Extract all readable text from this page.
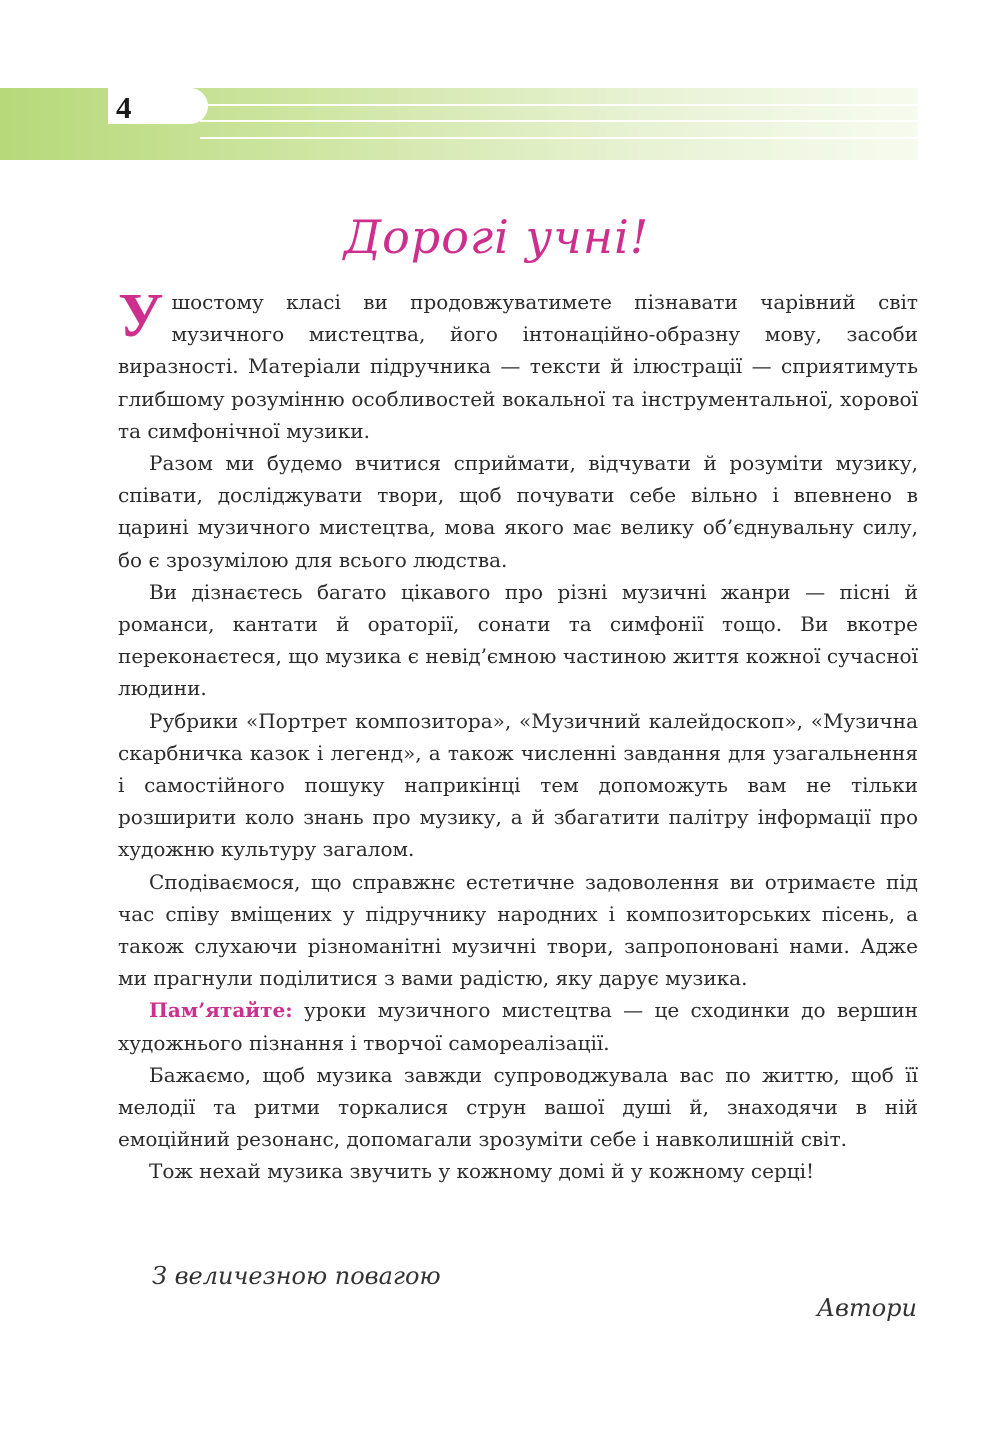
4
Дорогі учні!

Ушостому класі ви продовжуватимете пізнавати чарівний світ музичного мистецтва, його інтонаційно-образну мову, засоби виразності. Матеріали підручника — тексти й ілюстрації — сприятимуть глибшому розумінню особливостей вокальної та інструментальної, хорової та симфонічної музики.

Разом ми будемо вчитися сприймати, відчувати й розуміти музику, співати, досліджувати твори, щоб почувати себе вільно і впевнено в царині музичного мистецтва, мова якого має велику об’єднувальну силу, бо є зрозумілою для всього людства.

Ви дізнаєтесь багато цікавого про різні музичні жанри — пісні й романси, кантати й ораторії, сонати та симфонії тощо. Ви вкотре переконаєтеся, що музика є невід’ємною частиною життя кожної сучасної людини.

Рубрики «Портрет композитора», «Музичний калейдоскоп», «Музична скарбничка казок і легенд», а також численні завдання для узагальнення і самостійного пошуку наприкінці тем допоможуть вам не тільки розширити коло знань про музику, а й збагатити палітру інформації про художню культуру загалом.

Сподіваємося, що справжнє естетичне задоволення ви отримаєте під час співу вміщених у підручнику народних і композиторських пісень, а також слухаючи різноманітні музичні твори, запропоновані нами. Адже ми прагнули поділитися з вами радістю, яку дарує музика.

Пам’ятайте: уроки музичного мистецтва — це сходинки до вершин художнього пізнання і творчої самореалізації.

Бажаємо, щоб музика завжди супроводжувала вас по життю, щоб її мелодії та ритми торкалися струн вашої душі й, знаходячи в ній емоційний резонанс, допомагали зрозуміти себе і навколишній світ.

Тож нехай музика звучить у кожному домі й у кожному серці!

З величезною повагою
Автори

Exercise.
Return each line of the data that contains the string "також".

Written response.
Рубрики «Портрет композитора», «Музичний калейдоскоп», «Музична скарбничка казок і легенд», а також численні завдання для узагальнення і самостійного пошуку наприкінці тем допоможуть вам не тільки розширити коло знань про музику, а й збагатити палітру інформації про художню культуру загалом.
Сподіваємося, що справжнє естетичне задоволення ви отримаєте під час співу вміщених у підручнику народних і композиторських пісень, а також слухаючи різноманітні музичні твори, запропоновані нами. Адже ми прагнули поділитися з вами радістю, яку дарує музика.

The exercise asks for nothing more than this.